● **Goal**:
Pictures stay out of the copy; set down each line of the listing below exactly.

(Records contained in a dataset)
+++++

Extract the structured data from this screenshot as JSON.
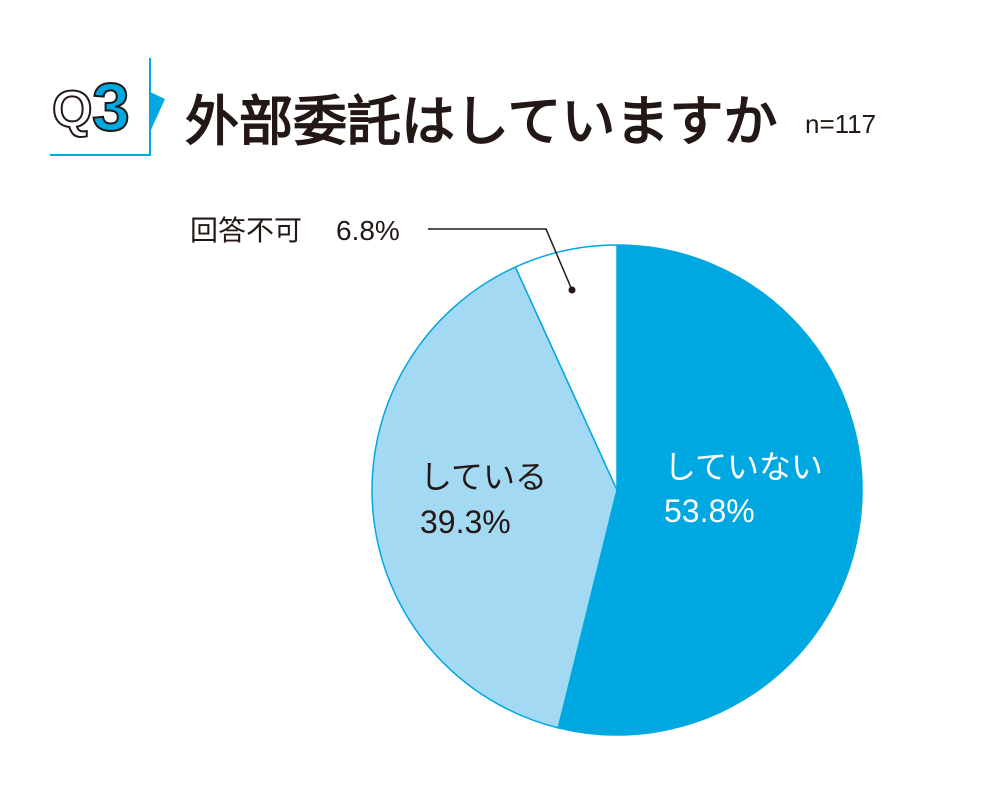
{
  "badge": {
    "letter": "Q",
    "number": "3"
  },
  "colors": {
    "accent": "#00A8E1",
    "light_blue": "#A4D9F3",
    "text": "#231815"
  },
  "chart_data": {
    "type": "pie",
    "title": "外部委託はしていますか",
    "sample_size": "n=117",
    "slices": [
      {
        "label": "していない",
        "value": 53.8,
        "value_label": "53.8%",
        "color": "#00A8E1"
      },
      {
        "label": "している",
        "value": 39.3,
        "value_label": "39.3%",
        "color": "#A4D9F3"
      },
      {
        "label": "回答不可",
        "value": 6.8,
        "value_label": "6.8%",
        "color": "#FFFFFF"
      }
    ]
  }
}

+++++

● **Solution for this problem**:
Extract the structured data from this screenshot as JSON.
{
  "badge": {
    "letter": "Q",
    "number": "3"
  },
  "colors": {
    "accent": "#00A8E1",
    "light_blue": "#A4D9F3",
    "text": "#231815"
  },
  "chart_data": {
    "type": "pie",
    "title": "外部委託はしていますか",
    "sample_size": "n=117",
    "slices": [
      {
        "label": "していない",
        "value": 53.8,
        "value_label": "53.8%",
        "color": "#00A8E1"
      },
      {
        "label": "している",
        "value": 39.3,
        "value_label": "39.3%",
        "color": "#A4D9F3"
      },
      {
        "label": "回答不可",
        "value": 6.8,
        "value_label": "6.8%",
        "color": "#FFFFFF"
      }
    ]
  }
}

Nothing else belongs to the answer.